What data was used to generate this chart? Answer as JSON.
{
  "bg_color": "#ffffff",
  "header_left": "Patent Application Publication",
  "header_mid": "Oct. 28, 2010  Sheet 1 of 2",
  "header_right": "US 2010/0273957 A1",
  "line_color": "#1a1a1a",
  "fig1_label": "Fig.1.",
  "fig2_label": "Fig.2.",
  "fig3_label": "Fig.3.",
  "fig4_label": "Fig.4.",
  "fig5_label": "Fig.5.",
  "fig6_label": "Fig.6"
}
* * * * * * * * *
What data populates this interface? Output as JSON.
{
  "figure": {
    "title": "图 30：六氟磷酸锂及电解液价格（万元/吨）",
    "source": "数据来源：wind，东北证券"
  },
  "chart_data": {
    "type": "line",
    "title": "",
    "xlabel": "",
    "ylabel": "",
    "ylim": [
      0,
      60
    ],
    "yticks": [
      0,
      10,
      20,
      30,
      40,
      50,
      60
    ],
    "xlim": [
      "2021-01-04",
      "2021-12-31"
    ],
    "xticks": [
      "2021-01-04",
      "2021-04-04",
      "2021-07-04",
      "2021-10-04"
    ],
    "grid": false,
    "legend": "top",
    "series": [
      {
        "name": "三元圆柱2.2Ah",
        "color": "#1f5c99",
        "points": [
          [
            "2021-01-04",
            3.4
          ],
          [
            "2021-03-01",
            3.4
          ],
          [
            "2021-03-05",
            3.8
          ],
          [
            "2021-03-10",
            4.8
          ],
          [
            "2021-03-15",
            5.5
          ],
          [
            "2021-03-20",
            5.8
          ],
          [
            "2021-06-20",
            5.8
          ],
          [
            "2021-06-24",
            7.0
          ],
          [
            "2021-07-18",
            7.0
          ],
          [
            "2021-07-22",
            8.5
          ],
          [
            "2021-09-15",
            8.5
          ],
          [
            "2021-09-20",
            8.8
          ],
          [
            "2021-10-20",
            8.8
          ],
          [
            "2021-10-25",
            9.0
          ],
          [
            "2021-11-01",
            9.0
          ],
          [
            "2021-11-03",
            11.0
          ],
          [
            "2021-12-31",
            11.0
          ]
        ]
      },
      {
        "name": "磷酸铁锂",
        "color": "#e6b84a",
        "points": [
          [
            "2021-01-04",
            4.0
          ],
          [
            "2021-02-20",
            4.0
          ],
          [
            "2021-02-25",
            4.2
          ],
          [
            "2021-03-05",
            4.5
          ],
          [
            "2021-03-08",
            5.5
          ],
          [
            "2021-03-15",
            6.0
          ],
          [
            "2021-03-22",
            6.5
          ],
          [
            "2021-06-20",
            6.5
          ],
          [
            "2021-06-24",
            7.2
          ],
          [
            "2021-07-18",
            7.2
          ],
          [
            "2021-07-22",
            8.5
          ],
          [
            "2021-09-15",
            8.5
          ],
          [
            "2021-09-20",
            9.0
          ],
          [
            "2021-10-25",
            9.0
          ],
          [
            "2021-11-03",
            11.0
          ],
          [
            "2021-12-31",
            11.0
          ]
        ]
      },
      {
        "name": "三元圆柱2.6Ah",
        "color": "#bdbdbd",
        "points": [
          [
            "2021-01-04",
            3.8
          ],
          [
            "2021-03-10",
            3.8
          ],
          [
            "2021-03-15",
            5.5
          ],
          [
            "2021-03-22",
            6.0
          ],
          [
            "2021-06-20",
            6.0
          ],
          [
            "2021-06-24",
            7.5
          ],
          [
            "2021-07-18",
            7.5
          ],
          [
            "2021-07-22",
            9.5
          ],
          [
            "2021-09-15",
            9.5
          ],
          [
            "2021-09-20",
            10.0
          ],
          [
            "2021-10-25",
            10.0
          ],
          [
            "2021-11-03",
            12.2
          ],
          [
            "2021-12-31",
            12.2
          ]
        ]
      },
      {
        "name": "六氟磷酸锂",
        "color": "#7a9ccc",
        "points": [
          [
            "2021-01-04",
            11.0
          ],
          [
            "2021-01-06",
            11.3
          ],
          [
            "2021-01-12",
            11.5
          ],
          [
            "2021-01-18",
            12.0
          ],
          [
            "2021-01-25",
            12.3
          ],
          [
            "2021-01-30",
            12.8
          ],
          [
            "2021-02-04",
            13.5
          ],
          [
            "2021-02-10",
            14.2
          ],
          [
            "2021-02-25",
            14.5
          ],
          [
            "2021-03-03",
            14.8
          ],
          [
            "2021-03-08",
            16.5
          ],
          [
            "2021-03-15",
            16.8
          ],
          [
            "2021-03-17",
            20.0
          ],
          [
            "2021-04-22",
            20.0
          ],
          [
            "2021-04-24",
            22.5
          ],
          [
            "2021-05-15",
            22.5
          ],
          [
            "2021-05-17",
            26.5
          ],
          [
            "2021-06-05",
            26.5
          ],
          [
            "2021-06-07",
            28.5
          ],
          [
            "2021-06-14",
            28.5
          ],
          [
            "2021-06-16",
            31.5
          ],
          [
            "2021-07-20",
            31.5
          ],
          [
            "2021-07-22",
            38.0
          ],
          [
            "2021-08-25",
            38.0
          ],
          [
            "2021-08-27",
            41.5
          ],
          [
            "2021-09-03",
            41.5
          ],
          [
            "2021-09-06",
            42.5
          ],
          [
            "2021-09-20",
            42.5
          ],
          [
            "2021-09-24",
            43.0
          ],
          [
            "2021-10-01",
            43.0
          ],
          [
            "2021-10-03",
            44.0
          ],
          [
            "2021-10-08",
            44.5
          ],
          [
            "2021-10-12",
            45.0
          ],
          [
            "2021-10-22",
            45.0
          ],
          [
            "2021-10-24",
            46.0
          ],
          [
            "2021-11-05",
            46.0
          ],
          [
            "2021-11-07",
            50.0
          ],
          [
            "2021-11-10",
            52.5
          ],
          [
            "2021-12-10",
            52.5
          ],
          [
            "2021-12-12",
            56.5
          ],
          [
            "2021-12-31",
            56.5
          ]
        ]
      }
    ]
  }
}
* * * * * * * * *
** Goal **
State how many lines above include the word "this", and nothing more.

** Result **
2